Stated exercise
Each entry below should be returned exactly as is, with the pictures removed.

Chart and figure data:
────────────────────

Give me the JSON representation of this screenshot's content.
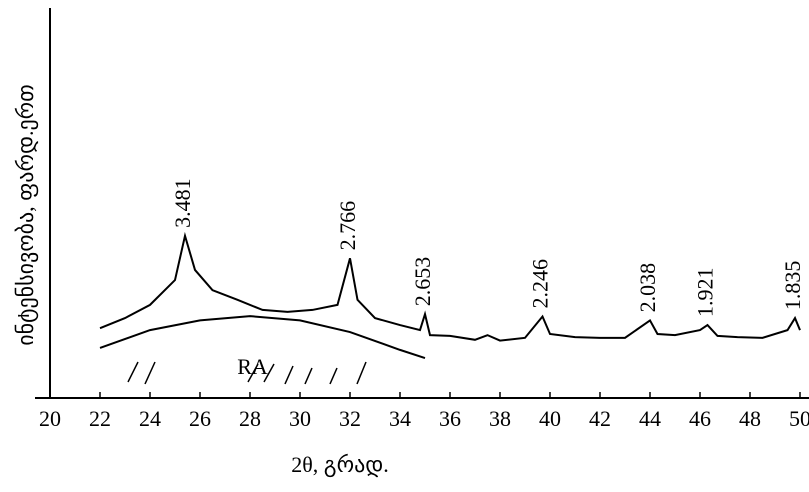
{
  "chart_data": {
    "type": "line",
    "x_label": "2θ, გრად.",
    "y_label": "ინტენსივობა, ფარდ.ერთ",
    "xlim": [
      20,
      50
    ],
    "xticks": [
      20,
      22,
      24,
      26,
      28,
      30,
      32,
      34,
      36,
      38,
      40,
      42,
      44,
      46,
      48,
      50
    ],
    "ylim": [
      0,
      100
    ],
    "series": [
      {
        "name": null,
        "color": "#000000",
        "x": [
          22,
          23,
          24,
          25,
          25.4,
          25.8,
          26.5,
          27.5,
          28.5,
          29.5,
          30.5,
          31.5,
          32.0,
          32.3,
          33,
          34,
          34.8,
          35.0,
          35.2,
          36,
          37,
          37.5,
          38,
          39,
          39.7,
          40,
          41,
          42,
          43,
          44,
          44.3,
          45,
          46,
          46.3,
          46.7,
          47.5,
          48.5,
          49.5,
          49.8,
          50
        ],
        "values": [
          18,
          20.6,
          24,
          30.4,
          41.8,
          33,
          27.8,
          25.3,
          22.7,
          22.2,
          22.7,
          24,
          36,
          25.3,
          20.6,
          18.8,
          17.5,
          21.6,
          16.2,
          16,
          15,
          16.2,
          14.8,
          15.5,
          21,
          16.5,
          15.7,
          15.5,
          15.5,
          20,
          16.5,
          16.2,
          17.5,
          18.8,
          16,
          15.7,
          15.5,
          17.5,
          20.6,
          17.5
        ]
      },
      {
        "name": "RA",
        "color": "#000000",
        "x": [
          22,
          24,
          26,
          28,
          30,
          32,
          34,
          35
        ],
        "values": [
          12.9,
          17.5,
          20,
          21.1,
          20,
          17,
          12.4,
          10.3
        ]
      }
    ],
    "annotations": [
      {
        "text": "3.481",
        "x": 25.4
      },
      {
        "text": "2.766",
        "x": 32.0
      },
      {
        "text": "2.653",
        "x": 35.0
      },
      {
        "text": "2.246",
        "x": 39.7
      },
      {
        "text": "2.038",
        "x": 44.0
      },
      {
        "text": "1.921",
        "x": 46.3
      },
      {
        "text": "1.835",
        "x": 49.8
      }
    ]
  }
}
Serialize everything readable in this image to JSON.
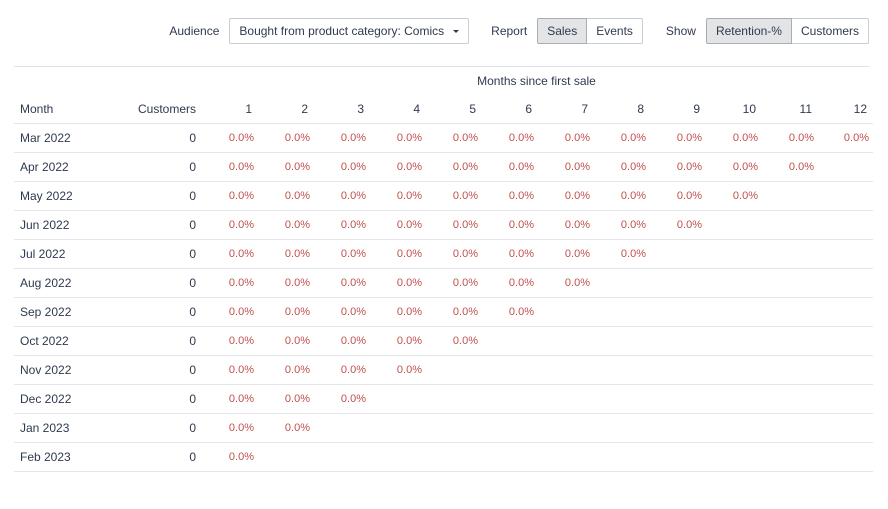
{
  "toolbar": {
    "audience_label": "Audience",
    "audience_value": "Bought from product category: Comics",
    "report_label": "Report",
    "report_options": [
      "Sales",
      "Events"
    ],
    "report_active": "Sales",
    "show_label": "Show",
    "show_options": [
      "Retention-%",
      "Customers"
    ],
    "show_active": "Retention-%"
  },
  "table": {
    "group_header": "Months since first sale",
    "month_header": "Month",
    "customers_header": "Customers",
    "period_headers": [
      "1",
      "2",
      "3",
      "4",
      "5",
      "6",
      "7",
      "8",
      "9",
      "10",
      "11",
      "12"
    ],
    "rows": [
      {
        "month": "Mar 2022",
        "customers": "0",
        "values": [
          "0.0%",
          "0.0%",
          "0.0%",
          "0.0%",
          "0.0%",
          "0.0%",
          "0.0%",
          "0.0%",
          "0.0%",
          "0.0%",
          "0.0%",
          "0.0%"
        ]
      },
      {
        "month": "Apr 2022",
        "customers": "0",
        "values": [
          "0.0%",
          "0.0%",
          "0.0%",
          "0.0%",
          "0.0%",
          "0.0%",
          "0.0%",
          "0.0%",
          "0.0%",
          "0.0%",
          "0.0%"
        ]
      },
      {
        "month": "May 2022",
        "customers": "0",
        "values": [
          "0.0%",
          "0.0%",
          "0.0%",
          "0.0%",
          "0.0%",
          "0.0%",
          "0.0%",
          "0.0%",
          "0.0%",
          "0.0%"
        ]
      },
      {
        "month": "Jun 2022",
        "customers": "0",
        "values": [
          "0.0%",
          "0.0%",
          "0.0%",
          "0.0%",
          "0.0%",
          "0.0%",
          "0.0%",
          "0.0%",
          "0.0%"
        ]
      },
      {
        "month": "Jul 2022",
        "customers": "0",
        "values": [
          "0.0%",
          "0.0%",
          "0.0%",
          "0.0%",
          "0.0%",
          "0.0%",
          "0.0%",
          "0.0%"
        ]
      },
      {
        "month": "Aug 2022",
        "customers": "0",
        "values": [
          "0.0%",
          "0.0%",
          "0.0%",
          "0.0%",
          "0.0%",
          "0.0%",
          "0.0%"
        ]
      },
      {
        "month": "Sep 2022",
        "customers": "0",
        "values": [
          "0.0%",
          "0.0%",
          "0.0%",
          "0.0%",
          "0.0%",
          "0.0%"
        ]
      },
      {
        "month": "Oct 2022",
        "customers": "0",
        "values": [
          "0.0%",
          "0.0%",
          "0.0%",
          "0.0%",
          "0.0%"
        ]
      },
      {
        "month": "Nov 2022",
        "customers": "0",
        "values": [
          "0.0%",
          "0.0%",
          "0.0%",
          "0.0%"
        ]
      },
      {
        "month": "Dec 2022",
        "customers": "0",
        "values": [
          "0.0%",
          "0.0%",
          "0.0%"
        ]
      },
      {
        "month": "Jan 2023",
        "customers": "0",
        "values": [
          "0.0%",
          "0.0%"
        ]
      },
      {
        "month": "Feb 2023",
        "customers": "0",
        "values": [
          "0.0%"
        ]
      }
    ]
  },
  "colors": {
    "text": "#2e3a4f",
    "retention_value": "#c0504d",
    "active_segment_bg": "#e3e4e6",
    "row_rule": "#e4e6ea"
  }
}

────────────────────

Right answer
Give me the JSON representation of this screenshot's content.
{
  "chart_data": {
    "type": "line",
    "x_label": "2θ, გრად.",
    "y_label": "ინტენსივობა, ფარდ.ერთ",
    "xlim": [
      20,
      50
    ],
    "xticks": [
      20,
      22,
      24,
      26,
      28,
      30,
      32,
      34,
      36,
      38,
      40,
      42,
      44,
      46,
      48,
      50
    ],
    "ylim": [
      0,
      100
    ],
    "series": [
      {
        "name": null,
        "color": "#000000",
        "x": [
          22,
          23,
          24,
          25,
          25.4,
          25.8,
          26.5,
          27.5,
          28.5,
          29.5,
          30.5,
          31.5,
          32.0,
          32.3,
          33,
          34,
          34.8,
          35.0,
          35.2,
          36,
          37,
          37.5,
          38,
          39,
          39.7,
          40,
          41,
          42,
          43,
          44,
          44.3,
          45,
          46,
          46.3,
          46.7,
          47.5,
          48.5,
          49.5,
          49.8,
          50
        ],
        "values": [
          18,
          20.6,
          24,
          30.4,
          41.8,
          33,
          27.8,
          25.3,
          22.7,
          22.2,
          22.7,
          24,
          36,
          25.3,
          20.6,
          18.8,
          17.5,
          21.6,
          16.2,
          16,
          15,
          16.2,
          14.8,
          15.5,
          21,
          16.5,
          15.7,
          15.5,
          15.5,
          20,
          16.5,
          16.2,
          17.5,
          18.8,
          16,
          15.7,
          15.5,
          17.5,
          20.6,
          17.5
        ]
      },
      {
        "name": "RA",
        "color": "#000000",
        "x": [
          22,
          24,
          26,
          28,
          30,
          32,
          34,
          35
        ],
        "values": [
          12.9,
          17.5,
          20,
          21.1,
          20,
          17,
          12.4,
          10.3
        ]
      }
    ],
    "annotations": [
      {
        "text": "3.481",
        "x": 25.4
      },
      {
        "text": "2.766",
        "x": 32.0
      },
      {
        "text": "2.653",
        "x": 35.0
      },
      {
        "text": "2.246",
        "x": 39.7
      },
      {
        "text": "2.038",
        "x": 44.0
      },
      {
        "text": "1.921",
        "x": 46.3
      },
      {
        "text": "1.835",
        "x": 49.8
      }
    ]
  }
}
Serialize everything readable in this image to JSON.
{
  "toolbar": {
    "audience_label": "Audience",
    "audience_value": "Bought from product category: Comics",
    "report_label": "Report",
    "report_options": [
      "Sales",
      "Events"
    ],
    "report_active": "Sales",
    "show_label": "Show",
    "show_options": [
      "Retention-%",
      "Customers"
    ],
    "show_active": "Retention-%"
  },
  "table": {
    "group_header": "Months since first sale",
    "month_header": "Month",
    "customers_header": "Customers",
    "period_headers": [
      "1",
      "2",
      "3",
      "4",
      "5",
      "6",
      "7",
      "8",
      "9",
      "10",
      "11",
      "12"
    ],
    "rows": [
      {
        "month": "Mar 2022",
        "customers": "0",
        "values": [
          "0.0%",
          "0.0%",
          "0.0%",
          "0.0%",
          "0.0%",
          "0.0%",
          "0.0%",
          "0.0%",
          "0.0%",
          "0.0%",
          "0.0%",
          "0.0%"
        ]
      },
      {
        "month": "Apr 2022",
        "customers": "0",
        "values": [
          "0.0%",
          "0.0%",
          "0.0%",
          "0.0%",
          "0.0%",
          "0.0%",
          "0.0%",
          "0.0%",
          "0.0%",
          "0.0%",
          "0.0%"
        ]
      },
      {
        "month": "May 2022",
        "customers": "0",
        "values": [
          "0.0%",
          "0.0%",
          "0.0%",
          "0.0%",
          "0.0%",
          "0.0%",
          "0.0%",
          "0.0%",
          "0.0%",
          "0.0%"
        ]
      },
      {
        "month": "Jun 2022",
        "customers": "0",
        "values": [
          "0.0%",
          "0.0%",
          "0.0%",
          "0.0%",
          "0.0%",
          "0.0%",
          "0.0%",
          "0.0%",
          "0.0%"
        ]
      },
      {
        "month": "Jul 2022",
        "customers": "0",
        "values": [
          "0.0%",
          "0.0%",
          "0.0%",
          "0.0%",
          "0.0%",
          "0.0%",
          "0.0%",
          "0.0%"
        ]
      },
      {
        "month": "Aug 2022",
        "customers": "0",
        "values": [
          "0.0%",
          "0.0%",
          "0.0%",
          "0.0%",
          "0.0%",
          "0.0%",
          "0.0%"
        ]
      },
      {
        "month": "Sep 2022",
        "customers": "0",
        "values": [
          "0.0%",
          "0.0%",
          "0.0%",
          "0.0%",
          "0.0%",
          "0.0%"
        ]
      },
      {
        "month": "Oct 2022",
        "customers": "0",
        "values": [
          "0.0%",
          "0.0%",
          "0.0%",
          "0.0%",
          "0.0%"
        ]
      },
      {
        "month": "Nov 2022",
        "customers": "0",
        "values": [
          "0.0%",
          "0.0%",
          "0.0%",
          "0.0%"
        ]
      },
      {
        "month": "Dec 2022",
        "customers": "0",
        "values": [
          "0.0%",
          "0.0%",
          "0.0%"
        ]
      },
      {
        "month": "Jan 2023",
        "customers": "0",
        "values": [
          "0.0%",
          "0.0%"
        ]
      },
      {
        "month": "Feb 2023",
        "customers": "0",
        "values": [
          "0.0%"
        ]
      }
    ]
  },
  "colors": {
    "text": "#2e3a4f",
    "retention_value": "#c0504d",
    "active_segment_bg": "#e3e4e6",
    "row_rule": "#e4e6ea"
  }
}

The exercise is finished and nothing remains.